╭─ Data for the task

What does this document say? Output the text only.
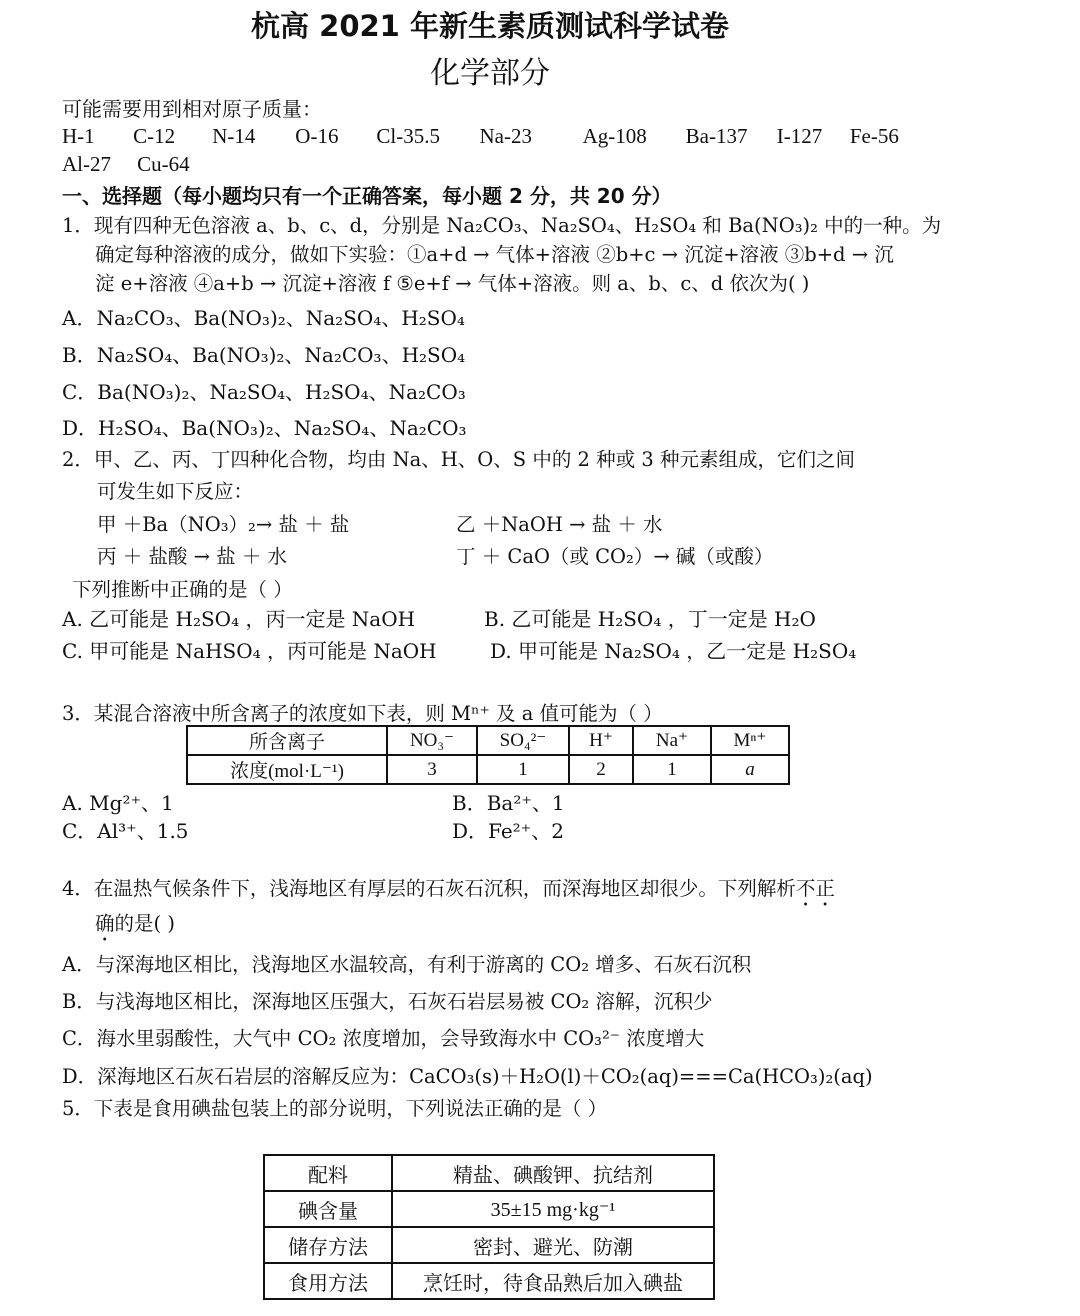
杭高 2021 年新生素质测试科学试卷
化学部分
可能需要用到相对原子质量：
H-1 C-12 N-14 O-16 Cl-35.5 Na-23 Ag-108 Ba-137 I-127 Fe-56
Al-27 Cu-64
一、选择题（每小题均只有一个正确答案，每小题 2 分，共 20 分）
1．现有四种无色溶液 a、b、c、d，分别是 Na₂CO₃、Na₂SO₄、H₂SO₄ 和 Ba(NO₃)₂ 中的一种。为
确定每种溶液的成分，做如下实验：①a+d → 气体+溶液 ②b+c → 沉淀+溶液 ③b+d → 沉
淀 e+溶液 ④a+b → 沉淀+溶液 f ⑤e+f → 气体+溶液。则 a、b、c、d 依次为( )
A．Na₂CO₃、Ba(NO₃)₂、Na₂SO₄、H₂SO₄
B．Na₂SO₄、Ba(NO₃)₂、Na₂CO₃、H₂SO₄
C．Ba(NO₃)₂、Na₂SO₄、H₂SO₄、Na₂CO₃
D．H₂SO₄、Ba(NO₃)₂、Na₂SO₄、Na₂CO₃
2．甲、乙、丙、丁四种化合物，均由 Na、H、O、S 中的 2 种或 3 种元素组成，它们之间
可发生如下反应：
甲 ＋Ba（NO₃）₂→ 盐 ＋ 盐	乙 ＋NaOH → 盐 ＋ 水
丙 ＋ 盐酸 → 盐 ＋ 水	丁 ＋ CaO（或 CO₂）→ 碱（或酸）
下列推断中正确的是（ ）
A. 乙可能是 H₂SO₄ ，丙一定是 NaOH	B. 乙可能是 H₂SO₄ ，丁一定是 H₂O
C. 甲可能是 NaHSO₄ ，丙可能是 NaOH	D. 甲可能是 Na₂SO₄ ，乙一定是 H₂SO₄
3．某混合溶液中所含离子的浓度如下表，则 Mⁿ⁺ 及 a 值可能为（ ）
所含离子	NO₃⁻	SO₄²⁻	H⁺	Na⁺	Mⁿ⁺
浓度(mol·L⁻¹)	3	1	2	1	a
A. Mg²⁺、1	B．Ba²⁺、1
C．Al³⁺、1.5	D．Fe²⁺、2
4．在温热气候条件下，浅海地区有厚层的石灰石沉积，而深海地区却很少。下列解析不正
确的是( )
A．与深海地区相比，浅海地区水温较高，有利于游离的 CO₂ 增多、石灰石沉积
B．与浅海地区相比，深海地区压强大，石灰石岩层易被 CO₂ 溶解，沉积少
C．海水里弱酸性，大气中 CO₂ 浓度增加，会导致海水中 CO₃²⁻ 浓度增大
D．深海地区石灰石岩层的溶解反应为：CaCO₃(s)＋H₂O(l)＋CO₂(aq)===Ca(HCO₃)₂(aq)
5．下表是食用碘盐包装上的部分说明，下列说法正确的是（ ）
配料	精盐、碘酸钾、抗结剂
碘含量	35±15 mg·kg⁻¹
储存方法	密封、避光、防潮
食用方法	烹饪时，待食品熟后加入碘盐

╰─

### To do
Write out the entries above word for word. Do not include the pictures.

### Output for this task
What does this document say? Output the text only.
杭高 2021 年新生素质测试科学试卷
化学部分
可能需要用到相对原子质量：
H-1 C-12 N-14 O-16 Cl-35.5 Na-23 Ag-108 Ba-137 I-127 Fe-56
Al-27 Cu-64
一、选择题（每小题均只有一个正确答案，每小题 2 分，共 20 分）
1．现有四种无色溶液 a、b、c、d，分别是 Na₂CO₃、Na₂SO₄、H₂SO₄ 和 Ba(NO₃)₂ 中的一种。为
确定每种溶液的成分，做如下实验：①a+d → 气体+溶液 ②b+c → 沉淀+溶液 ③b+d → 沉
淀 e+溶液 ④a+b → 沉淀+溶液 f ⑤e+f → 气体+溶液。则 a、b、c、d 依次为( )
A．Na₂CO₃、Ba(NO₃)₂、Na₂SO₄、H₂SO₄
B．Na₂SO₄、Ba(NO₃)₂、Na₂CO₃、H₂SO₄
C．Ba(NO₃)₂、Na₂SO₄、H₂SO₄、Na₂CO₃
D．H₂SO₄、Ba(NO₃)₂、Na₂SO₄、Na₂CO₃
2．甲、乙、丙、丁四种化合物，均由 Na、H、O、S 中的 2 种或 3 种元素组成，它们之间
可发生如下反应：
甲 ＋Ba（NO₃）₂→ 盐 ＋ 盐	乙 ＋NaOH → 盐 ＋ 水
丙 ＋ 盐酸 → 盐 ＋ 水	丁 ＋ CaO（或 CO₂）→ 碱（或酸）
下列推断中正确的是（ ）
A. 乙可能是 H₂SO₄ ，丙一定是 NaOH	B. 乙可能是 H₂SO₄ ，丁一定是 H₂O
C. 甲可能是 NaHSO₄ ，丙可能是 NaOH	D. 甲可能是 Na₂SO₄ ，乙一定是 H₂SO₄
3．某混合溶液中所含离子的浓度如下表，则 Mⁿ⁺ 及 a 值可能为（ ）
所含离子	NO₃⁻	SO₄²⁻	H⁺	Na⁺	Mⁿ⁺
浓度(mol·L⁻¹)	3	1	2	1	a
A. Mg²⁺、1	B．Ba²⁺、1
C．Al³⁺、1.5	D．Fe²⁺、2
4．在温热气候条件下，浅海地区有厚层的石灰石沉积，而深海地区却很少。下列解析不正
确的是( )
A．与深海地区相比，浅海地区水温较高，有利于游离的 CO₂ 增多、石灰石沉积
B．与浅海地区相比，深海地区压强大，石灰石岩层易被 CO₂ 溶解，沉积少
C．海水里弱酸性，大气中 CO₂ 浓度增加，会导致海水中 CO₃²⁻ 浓度增大
D．深海地区石灰石岩层的溶解反应为：CaCO₃(s)＋H₂O(l)＋CO₂(aq)===Ca(HCO₃)₂(aq)
5．下表是食用碘盐包装上的部分说明，下列说法正确的是（ ）
配料	精盐、碘酸钾、抗结剂
碘含量	35±15 mg·kg⁻¹
储存方法	密封、避光、防潮
食用方法	烹饪时，待食品熟后加入碘盐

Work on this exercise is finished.